[Extracted data entries]
::::
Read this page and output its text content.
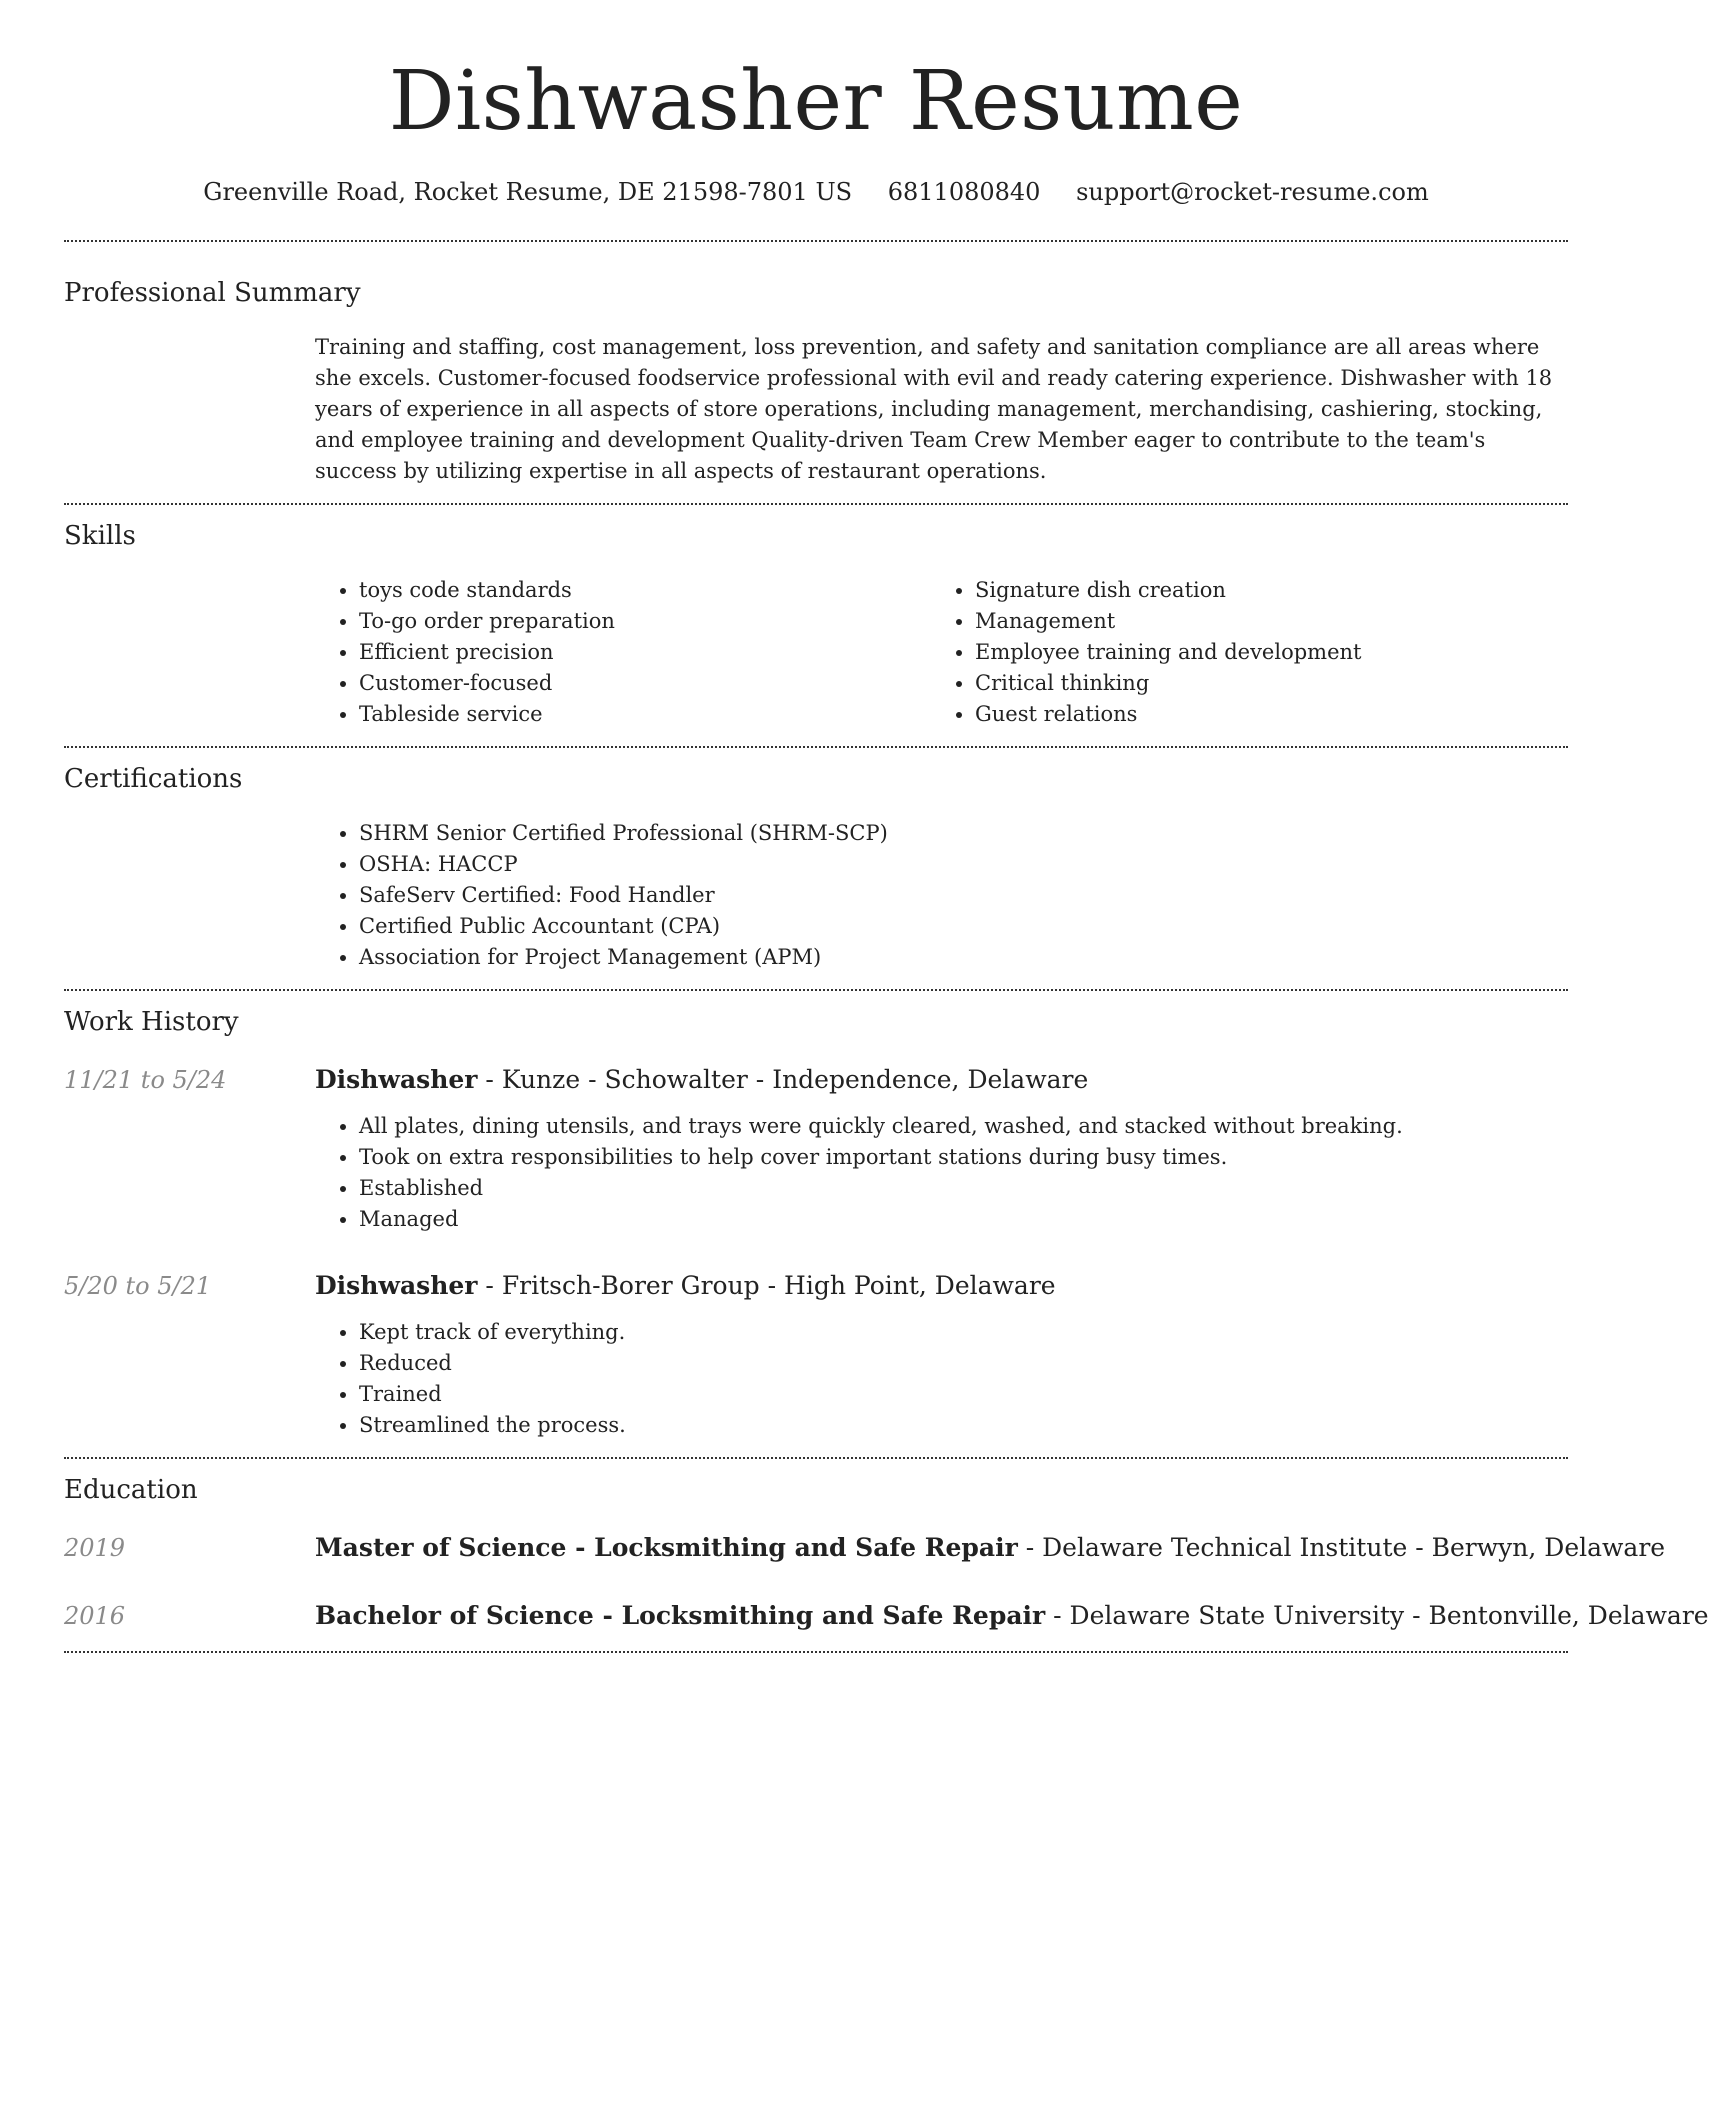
Dishwasher Resume
Greenville Road, Rocket Resume, DE 21598-7801 US 6811080840 support@rocket-resume.com
Professional Summary

Training and staffing, cost management, loss prevention, and safety and sanitation compliance are all areas where she excels. Customer-focused foodservice professional with evil and ready catering experience. Dishwasher with 18 years of experience in all aspects of store operations, including management, merchandising, cashiering, stocking, and employee training and development Quality-driven Team Crew Member eager to contribute to the team's success by utilizing expertise in all aspects of restaurant operations.

Skills
• toys code standards
• To-go order preparation
• Efficient precision
• Customer-focused
• Tableside service
• Signature dish creation
• Management
• Employee training and development
• Critical thinking
• Guest relations
Certifications
• SHRM Senior Certified Professional (SHRM-SCP)
• OSHA: HACCP
• SafeServ Certified: Food Handler
• Certified Public Accountant (CPA)
• Association for Project Management (APM)
Work History
11/21 to 5/24	Dishwasher - Kunze - Schowalter - Independence, Delaware
• All plates, dining utensils, and trays were quickly cleared, washed, and stacked without breaking.
• Took on extra responsibilities to help cover important stations during busy times.
• Established
• Managed
5/20 to 5/21	Dishwasher - Fritsch-Borer Group - High Point, Delaware
• Kept track of everything.
• Reduced
• Trained
• Streamlined the process.
Education
2019	Master of Science - Locksmithing and Safe Repair - Delaware Technical Institute - Berwyn, Delaware
2016	Bachelor of Science - Locksmithing and Safe Repair - Delaware State University - Bentonville, Delaware
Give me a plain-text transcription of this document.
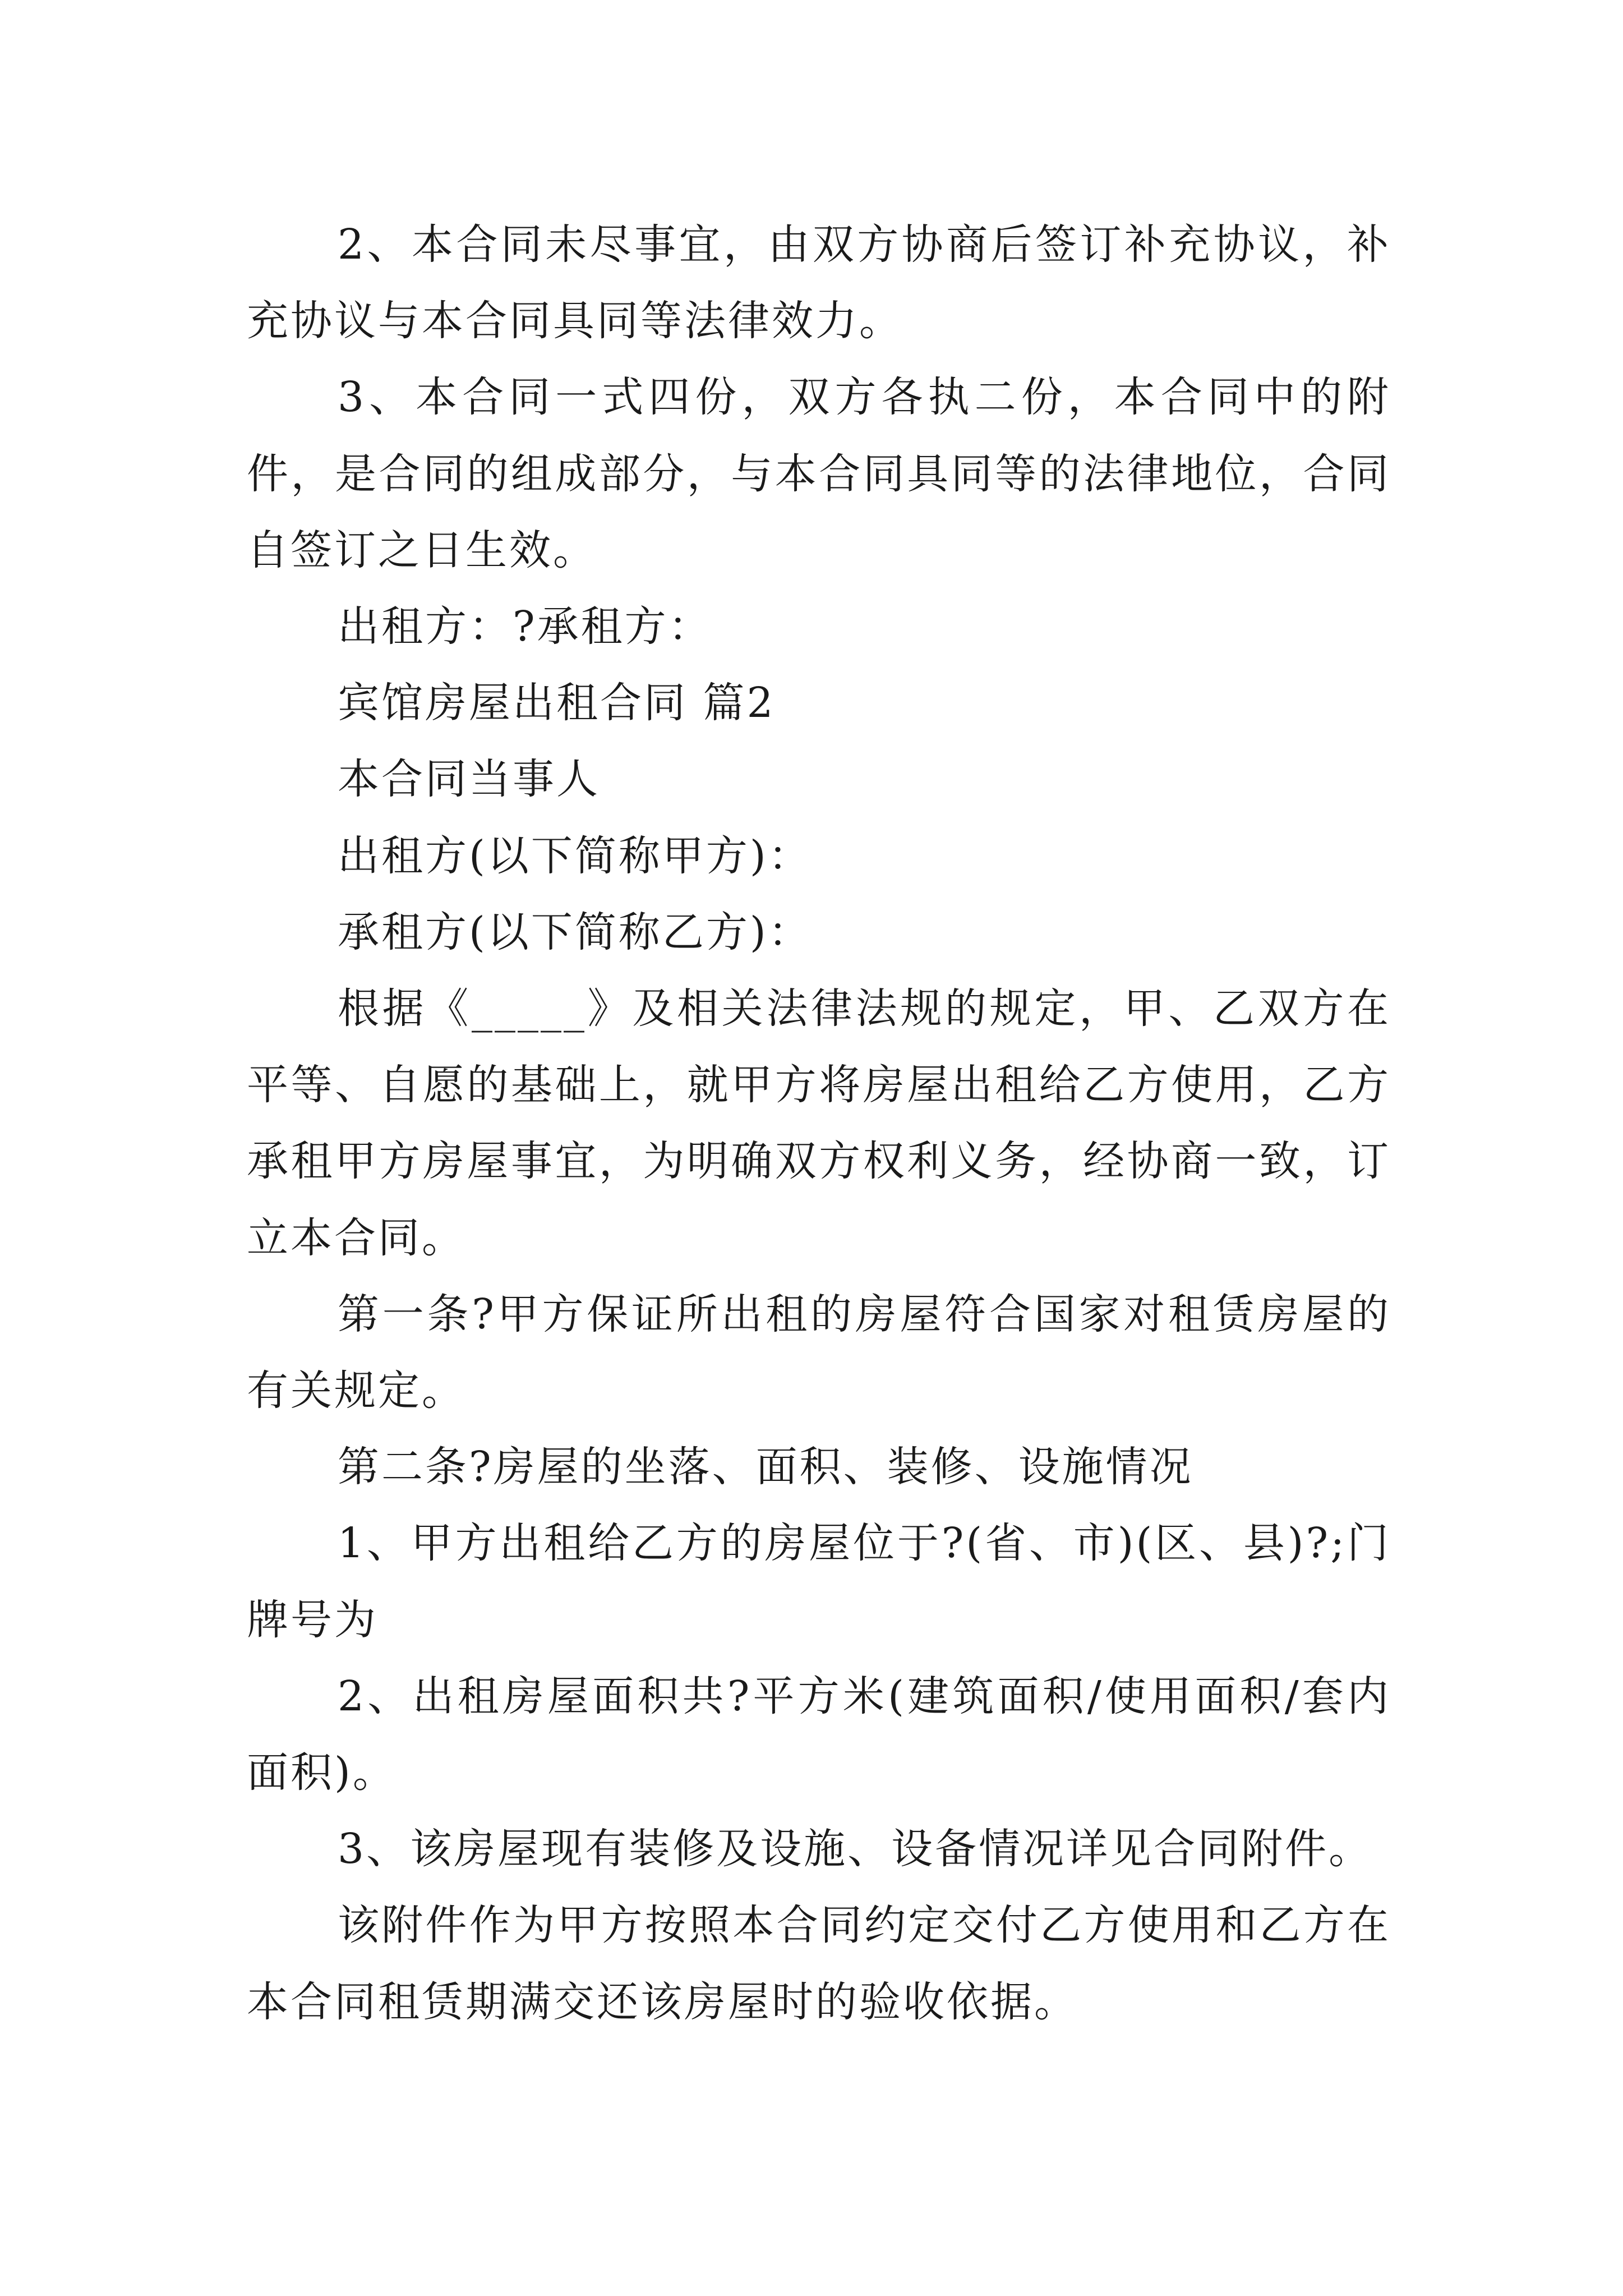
2、本合同未尽事宜，由双方协商后签订补充协议，补充协议与本合同具同等法律效力。

3、本合同一式四份，双方各执二份，本合同中的附件，是合同的组成部分，与本合同具同等的法律地位，合同自签订之日生效。

出租方：?承租方：

宾馆房屋出租合同 篇2

本合同当事人

出租方(以下简称甲方)：

承租方(以下简称乙方)：

根据《_____》及相关法律法规的规定，甲、乙双方在平等、自愿的基础上，就甲方将房屋出租给乙方使用，乙方承租甲方房屋事宜，为明确双方权利义务，经协商一致，订立本合同。

第一条?甲方保证所出租的房屋符合国家对租赁房屋的有关规定。

第二条?房屋的坐落、面积、装修、设施情况

1、甲方出租给乙方的房屋位于?(省、市)(区、县)?;门牌号为

2、出租房屋面积共?平方米(建筑面积/使用面积/套内面积)。

3、该房屋现有装修及设施、设备情况详见合同附件。

该附件作为甲方按照本合同约定交付乙方使用和乙方在本合同租赁期满交还该房屋时的验收依据。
::::
#### What is expected:
Repeat the material above verbatim. Leave the pictures behind.

#### Expected answer:
Read this page and output its text content.
Dishwasher Resume
Greenville Road, Rocket Resume, DE 21598-7801 US 6811080840 support@rocket-resume.com
Professional Summary

Training and staffing, cost management, loss prevention, and safety and sanitation compliance are all areas where she excels. Customer-focused foodservice professional with evil and ready catering experience. Dishwasher with 18 years of experience in all aspects of store operations, including management, merchandising, cashiering, stocking, and employee training and development Quality-driven Team Crew Member eager to contribute to the team's success by utilizing expertise in all aspects of restaurant operations.

Skills
• toys code standards
• To-go order preparation
• Efficient precision
• Customer-focused
• Tableside service
• Signature dish creation
• Management
• Employee training and development
• Critical thinking
• Guest relations
Certifications
• SHRM Senior Certified Professional (SHRM-SCP)
• OSHA: HACCP
• SafeServ Certified: Food Handler
• Certified Public Accountant (CPA)
• Association for Project Management (APM)
Work History
11/21 to 5/24	Dishwasher - Kunze - Schowalter - Independence, Delaware
• All plates, dining utensils, and trays were quickly cleared, washed, and stacked without breaking.
• Took on extra responsibilities to help cover important stations during busy times.
• Established
• Managed
5/20 to 5/21	Dishwasher - Fritsch-Borer Group - High Point, Delaware
• Kept track of everything.
• Reduced
• Trained
• Streamlined the process.
Education
2019	Master of Science - Locksmithing and Safe Repair - Delaware Technical Institute - Berwyn, Delaware
2016	Bachelor of Science - Locksmithing and Safe Repair - Delaware State University - Bentonville, Delaware
Give me a plain-text transcription of this document.
2、本合同未尽事宜，由双方协商后签订补充协议，补充协议与本合同具同等法律效力。

3、本合同一式四份，双方各执二份，本合同中的附件，是合同的组成部分，与本合同具同等的法律地位，合同自签订之日生效。

出租方：?承租方：

宾馆房屋出租合同 篇2

本合同当事人

出租方(以下简称甲方)：

承租方(以下简称乙方)：

根据《_____》及相关法律法规的规定，甲、乙双方在平等、自愿的基础上，就甲方将房屋出租给乙方使用，乙方承租甲方房屋事宜，为明确双方权利义务，经协商一致，订立本合同。

第一条?甲方保证所出租的房屋符合国家对租赁房屋的有关规定。

第二条?房屋的坐落、面积、装修、设施情况

1、甲方出租给乙方的房屋位于?(省、市)(区、县)?;门牌号为

2、出租房屋面积共?平方米(建筑面积/使用面积/套内面积)。

3、该房屋现有装修及设施、设备情况详见合同附件。

该附件作为甲方按照本合同约定交付乙方使用和乙方在本合同租赁期满交还该房屋时的验收依据。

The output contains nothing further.